▶ Available data:
▼
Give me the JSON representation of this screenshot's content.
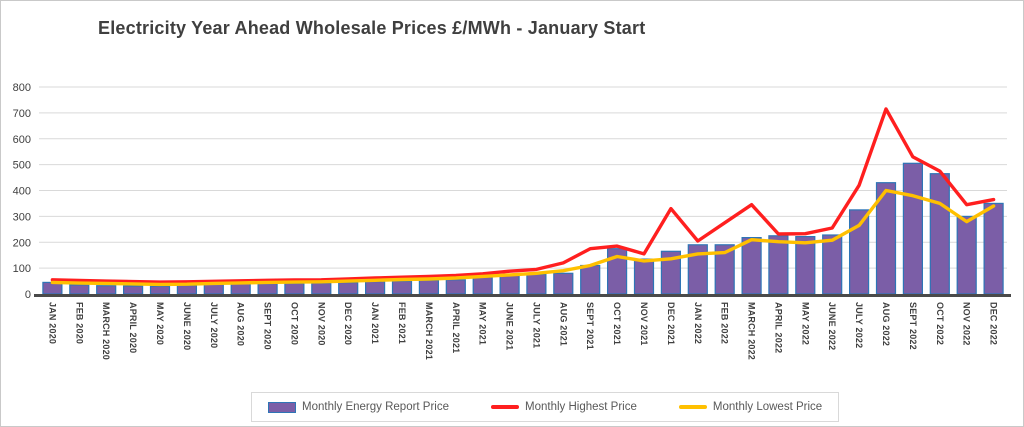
{
  "title": "Electricity Year Ahead Wholesale Prices £/MWh - January Start",
  "colors": {
    "bar_fill": "#7b5ea7",
    "bar_border": "#2e75b6",
    "highest_line": "#ff1f1f",
    "lowest_line": "#ffc000",
    "gridline": "#d9d9d9",
    "axis_line": "#4a4a4a",
    "tick_text": "#404040"
  },
  "legend": {
    "items": [
      {
        "label": "Monthly Energy Report Price",
        "type": "bar",
        "color": "#7b5ea7",
        "border": "#2e75b6"
      },
      {
        "label": "Monthly Highest Price",
        "type": "line",
        "color": "#ff1f1f"
      },
      {
        "label": "Monthly Lowest Price",
        "type": "line",
        "color": "#ffc000"
      }
    ]
  },
  "chart_data": {
    "type": "bar",
    "title": "Electricity Year Ahead Wholesale Prices £/MWh - January Start",
    "xlabel": "",
    "ylabel": "",
    "ylim": [
      0,
      800
    ],
    "yticks": [
      0,
      100,
      200,
      300,
      400,
      500,
      600,
      700,
      800
    ],
    "grid": true,
    "legend_position": "bottom",
    "categories": [
      "JAN 2020",
      "FEB 2020",
      "MARCH 2020",
      "APRIL 2020",
      "MAY 2020",
      "JUNE 2020",
      "JULY 2020",
      "AUG 2020",
      "SEPT 2020",
      "OCT 2020",
      "NOV 2020",
      "DEC 2020",
      "JAN 2021",
      "FEB 2021",
      "MARCH 2021",
      "APRIL 2021",
      "MAY 2021",
      "JUNE 2021",
      "JULY 2021",
      "AUG 2021",
      "SEPT 2021",
      "OCT 2021",
      "NOV 2021",
      "DEC 2021",
      "JAN 2022",
      "FEB 2022",
      "MARCH 2022",
      "APRIL 2022",
      "MAY 2022",
      "JUNE 2022",
      "JULY 2022",
      "AUG 2022",
      "SEPT 2022",
      "OCT 2022",
      "NOV 2022",
      "DEC 2022"
    ],
    "series": [
      {
        "name": "Monthly Energy Report Price",
        "type": "bar",
        "color": "#7b5ea7",
        "border_color": "#2e75b6",
        "values": [
          45,
          35,
          32,
          31,
          30,
          33,
          38,
          39,
          40,
          41,
          42,
          44,
          48,
          50,
          53,
          55,
          65,
          72,
          76,
          80,
          110,
          175,
          135,
          165,
          190,
          190,
          218,
          225,
          222,
          228,
          325,
          430,
          505,
          465,
          300,
          350
        ]
      },
      {
        "name": "Monthly Highest Price",
        "type": "line",
        "color": "#ff1f1f",
        "values": [
          55,
          52,
          50,
          48,
          46,
          47,
          49,
          51,
          53,
          54,
          55,
          58,
          62,
          65,
          68,
          72,
          78,
          88,
          95,
          120,
          175,
          185,
          155,
          330,
          205,
          275,
          345,
          232,
          233,
          255,
          420,
          715,
          530,
          475,
          345,
          365
        ]
      },
      {
        "name": "Monthly Lowest Price",
        "type": "line",
        "color": "#ffc000",
        "values": [
          45,
          42,
          41,
          39,
          37,
          38,
          41,
          43,
          45,
          46,
          47,
          50,
          53,
          56,
          58,
          62,
          68,
          74,
          80,
          90,
          110,
          145,
          128,
          136,
          155,
          160,
          210,
          202,
          198,
          208,
          265,
          400,
          380,
          350,
          280,
          340
        ]
      }
    ]
  }
}
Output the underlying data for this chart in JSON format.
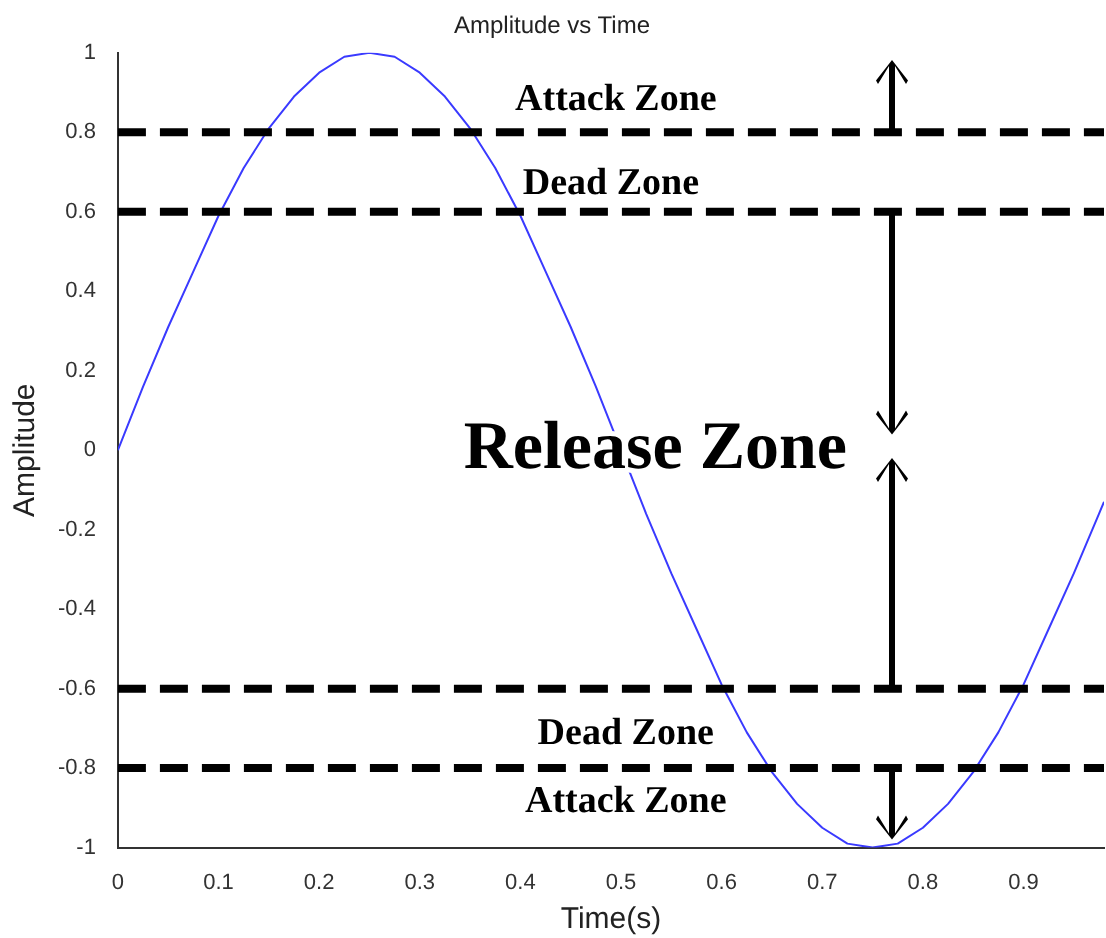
{
  "chart_data": {
    "type": "line",
    "title": "Amplitude vs Time",
    "xlabel": "Time(s)",
    "ylabel": "Amplitude",
    "x": [
      0,
      0.025,
      0.05,
      0.075,
      0.1,
      0.125,
      0.15,
      0.175,
      0.2,
      0.225,
      0.25,
      0.275,
      0.3,
      0.325,
      0.35,
      0.375,
      0.4,
      0.425,
      0.45,
      0.475,
      0.5,
      0.525,
      0.55,
      0.575,
      0.6,
      0.625,
      0.65,
      0.675,
      0.7,
      0.725,
      0.75,
      0.775,
      0.8,
      0.825,
      0.85,
      0.875,
      0.9,
      0.925,
      0.95,
      0.975,
      0.98
    ],
    "series": [
      {
        "color": "#3a3aff",
        "values": [
          0,
          0.16,
          0.31,
          0.45,
          0.59,
          0.71,
          0.81,
          0.89,
          0.95,
          0.99,
          1,
          0.99,
          0.95,
          0.89,
          0.81,
          0.71,
          0.59,
          0.45,
          0.31,
          0.16,
          0,
          -0.16,
          -0.31,
          -0.45,
          -0.59,
          -0.71,
          -0.81,
          -0.89,
          -0.95,
          -0.99,
          -1,
          -0.99,
          -0.95,
          -0.89,
          -0.81,
          -0.71,
          -0.59,
          -0.45,
          -0.31,
          -0.16,
          -0.13
        ]
      }
    ],
    "xlim": [
      0,
      0.98
    ],
    "xticks": [
      0,
      0.1,
      0.2,
      0.3,
      0.4,
      0.5,
      0.6,
      0.7,
      0.8,
      0.9
    ],
    "ylim": [
      -1,
      1
    ],
    "yticks": [
      -1,
      -0.8,
      -0.6,
      -0.4,
      -0.2,
      0,
      0.2,
      0.4,
      0.6,
      0.8,
      1
    ],
    "grid": false,
    "legend": false,
    "marker": "none",
    "line_style": "solid",
    "ref_lines": [
      {
        "axis": "y",
        "value": 0.8,
        "color": "#000000",
        "line_style": "dashed"
      },
      {
        "axis": "y",
        "value": 0.6,
        "color": "#000000",
        "line_style": "dashed"
      },
      {
        "axis": "y",
        "value": -0.6,
        "color": "#000000",
        "line_style": "dashed"
      },
      {
        "axis": "y",
        "value": -0.8,
        "color": "#000000",
        "line_style": "dashed"
      }
    ],
    "annotations": [
      "Attack Zone",
      "Dead Zone",
      "Release Zone",
      "Dead Zone",
      "Attack Zone"
    ]
  }
}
▲
Copy each line containing the word "Wholesale" from the data.

▶ Answer to this problem:
  "title": "Electricity Year Ahead Wholesale Prices £/MWh - January Start",
    "title": "Electricity Year Ahead Wholesale Prices £/MWh - January Start",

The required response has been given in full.